Set down all of the data exactly as it appears.

» Provided data:
☆ ☆ ☆ ☆
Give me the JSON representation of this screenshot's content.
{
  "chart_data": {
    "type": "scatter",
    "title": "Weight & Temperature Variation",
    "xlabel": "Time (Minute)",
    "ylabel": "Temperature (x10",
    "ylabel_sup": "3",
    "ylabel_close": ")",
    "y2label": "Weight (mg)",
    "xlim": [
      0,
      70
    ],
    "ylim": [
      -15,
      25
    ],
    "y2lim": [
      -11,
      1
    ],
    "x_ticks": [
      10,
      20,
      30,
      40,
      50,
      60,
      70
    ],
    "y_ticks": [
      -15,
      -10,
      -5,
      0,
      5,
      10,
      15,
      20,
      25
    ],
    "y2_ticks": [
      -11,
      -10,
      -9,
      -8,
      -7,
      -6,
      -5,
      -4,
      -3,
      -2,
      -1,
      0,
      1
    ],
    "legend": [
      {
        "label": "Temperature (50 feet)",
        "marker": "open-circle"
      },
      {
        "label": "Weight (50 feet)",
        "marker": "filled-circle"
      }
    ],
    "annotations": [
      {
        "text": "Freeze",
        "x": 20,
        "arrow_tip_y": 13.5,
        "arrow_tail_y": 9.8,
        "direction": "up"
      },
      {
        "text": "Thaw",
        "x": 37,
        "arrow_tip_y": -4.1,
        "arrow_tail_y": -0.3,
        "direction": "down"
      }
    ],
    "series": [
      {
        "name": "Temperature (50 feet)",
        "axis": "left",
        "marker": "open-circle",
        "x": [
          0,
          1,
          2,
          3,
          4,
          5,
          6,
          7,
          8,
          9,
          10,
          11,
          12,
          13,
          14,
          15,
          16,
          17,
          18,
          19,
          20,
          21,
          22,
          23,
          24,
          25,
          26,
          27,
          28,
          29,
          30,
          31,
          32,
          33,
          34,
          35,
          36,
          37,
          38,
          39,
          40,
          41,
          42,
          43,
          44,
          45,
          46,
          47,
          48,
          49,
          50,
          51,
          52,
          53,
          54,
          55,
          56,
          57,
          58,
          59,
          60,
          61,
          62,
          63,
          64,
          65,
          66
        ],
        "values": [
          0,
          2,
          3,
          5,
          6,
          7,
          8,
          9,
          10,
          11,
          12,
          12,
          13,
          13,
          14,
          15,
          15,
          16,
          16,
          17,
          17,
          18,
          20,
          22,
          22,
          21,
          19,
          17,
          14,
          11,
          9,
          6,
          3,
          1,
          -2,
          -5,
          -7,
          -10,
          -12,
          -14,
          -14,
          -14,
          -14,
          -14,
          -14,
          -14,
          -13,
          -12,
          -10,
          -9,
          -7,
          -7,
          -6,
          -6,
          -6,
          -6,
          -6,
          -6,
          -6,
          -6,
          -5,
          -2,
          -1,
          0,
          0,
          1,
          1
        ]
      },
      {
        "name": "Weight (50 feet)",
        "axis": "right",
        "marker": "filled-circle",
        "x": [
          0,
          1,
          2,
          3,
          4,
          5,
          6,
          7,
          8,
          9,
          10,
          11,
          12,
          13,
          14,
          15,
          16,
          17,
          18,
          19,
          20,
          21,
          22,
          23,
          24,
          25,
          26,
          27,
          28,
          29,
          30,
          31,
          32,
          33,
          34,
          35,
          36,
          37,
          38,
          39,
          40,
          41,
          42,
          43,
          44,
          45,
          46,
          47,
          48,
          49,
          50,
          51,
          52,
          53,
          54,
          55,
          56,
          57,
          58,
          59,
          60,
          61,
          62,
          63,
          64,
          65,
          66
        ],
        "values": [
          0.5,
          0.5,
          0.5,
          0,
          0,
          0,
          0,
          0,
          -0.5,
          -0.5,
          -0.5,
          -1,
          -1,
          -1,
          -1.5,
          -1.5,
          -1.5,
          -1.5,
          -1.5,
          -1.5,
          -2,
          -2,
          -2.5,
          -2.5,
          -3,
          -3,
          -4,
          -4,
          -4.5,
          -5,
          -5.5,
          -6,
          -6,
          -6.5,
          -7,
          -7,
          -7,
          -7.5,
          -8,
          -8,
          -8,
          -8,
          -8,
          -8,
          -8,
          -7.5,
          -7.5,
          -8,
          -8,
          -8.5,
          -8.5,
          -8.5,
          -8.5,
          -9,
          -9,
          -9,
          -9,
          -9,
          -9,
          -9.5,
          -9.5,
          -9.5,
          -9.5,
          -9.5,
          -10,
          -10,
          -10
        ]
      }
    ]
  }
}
☆ ☆ ☆ ☆
» Solution for this problem:
Give me the JSON representation of this screenshot's content.
{
  "chart_data": {
    "type": "scatter",
    "title": "Weight & Temperature Variation",
    "xlabel": "Time (Minute)",
    "ylabel": "Temperature (x10",
    "ylabel_sup": "3",
    "ylabel_close": ")",
    "y2label": "Weight (mg)",
    "xlim": [
      0,
      70
    ],
    "ylim": [
      -15,
      25
    ],
    "y2lim": [
      -11,
      1
    ],
    "x_ticks": [
      10,
      20,
      30,
      40,
      50,
      60,
      70
    ],
    "y_ticks": [
      -15,
      -10,
      -5,
      0,
      5,
      10,
      15,
      20,
      25
    ],
    "y2_ticks": [
      -11,
      -10,
      -9,
      -8,
      -7,
      -6,
      -5,
      -4,
      -3,
      -2,
      -1,
      0,
      1
    ],
    "legend": [
      {
        "label": "Temperature (50 feet)",
        "marker": "open-circle"
      },
      {
        "label": "Weight (50 feet)",
        "marker": "filled-circle"
      }
    ],
    "annotations": [
      {
        "text": "Freeze",
        "x": 20,
        "arrow_tip_y": 13.5,
        "arrow_tail_y": 9.8,
        "direction": "up"
      },
      {
        "text": "Thaw",
        "x": 37,
        "arrow_tip_y": -4.1,
        "arrow_tail_y": -0.3,
        "direction": "down"
      }
    ],
    "series": [
      {
        "name": "Temperature (50 feet)",
        "axis": "left",
        "marker": "open-circle",
        "x": [
          0,
          1,
          2,
          3,
          4,
          5,
          6,
          7,
          8,
          9,
          10,
          11,
          12,
          13,
          14,
          15,
          16,
          17,
          18,
          19,
          20,
          21,
          22,
          23,
          24,
          25,
          26,
          27,
          28,
          29,
          30,
          31,
          32,
          33,
          34,
          35,
          36,
          37,
          38,
          39,
          40,
          41,
          42,
          43,
          44,
          45,
          46,
          47,
          48,
          49,
          50,
          51,
          52,
          53,
          54,
          55,
          56,
          57,
          58,
          59,
          60,
          61,
          62,
          63,
          64,
          65,
          66
        ],
        "values": [
          0,
          2,
          3,
          5,
          6,
          7,
          8,
          9,
          10,
          11,
          12,
          12,
          13,
          13,
          14,
          15,
          15,
          16,
          16,
          17,
          17,
          18,
          20,
          22,
          22,
          21,
          19,
          17,
          14,
          11,
          9,
          6,
          3,
          1,
          -2,
          -5,
          -7,
          -10,
          -12,
          -14,
          -14,
          -14,
          -14,
          -14,
          -14,
          -14,
          -13,
          -12,
          -10,
          -9,
          -7,
          -7,
          -6,
          -6,
          -6,
          -6,
          -6,
          -6,
          -6,
          -6,
          -5,
          -2,
          -1,
          0,
          0,
          1,
          1
        ]
      },
      {
        "name": "Weight (50 feet)",
        "axis": "right",
        "marker": "filled-circle",
        "x": [
          0,
          1,
          2,
          3,
          4,
          5,
          6,
          7,
          8,
          9,
          10,
          11,
          12,
          13,
          14,
          15,
          16,
          17,
          18,
          19,
          20,
          21,
          22,
          23,
          24,
          25,
          26,
          27,
          28,
          29,
          30,
          31,
          32,
          33,
          34,
          35,
          36,
          37,
          38,
          39,
          40,
          41,
          42,
          43,
          44,
          45,
          46,
          47,
          48,
          49,
          50,
          51,
          52,
          53,
          54,
          55,
          56,
          57,
          58,
          59,
          60,
          61,
          62,
          63,
          64,
          65,
          66
        ],
        "values": [
          0.5,
          0.5,
          0.5,
          0,
          0,
          0,
          0,
          0,
          -0.5,
          -0.5,
          -0.5,
          -1,
          -1,
          -1,
          -1.5,
          -1.5,
          -1.5,
          -1.5,
          -1.5,
          -1.5,
          -2,
          -2,
          -2.5,
          -2.5,
          -3,
          -3,
          -4,
          -4,
          -4.5,
          -5,
          -5.5,
          -6,
          -6,
          -6.5,
          -7,
          -7,
          -7,
          -7.5,
          -8,
          -8,
          -8,
          -8,
          -8,
          -8,
          -8,
          -7.5,
          -7.5,
          -8,
          -8,
          -8.5,
          -8.5,
          -8.5,
          -8.5,
          -9,
          -9,
          -9,
          -9,
          -9,
          -9,
          -9.5,
          -9.5,
          -9.5,
          -9.5,
          -9.5,
          -10,
          -10,
          -10
        ]
      }
    ]
  }
}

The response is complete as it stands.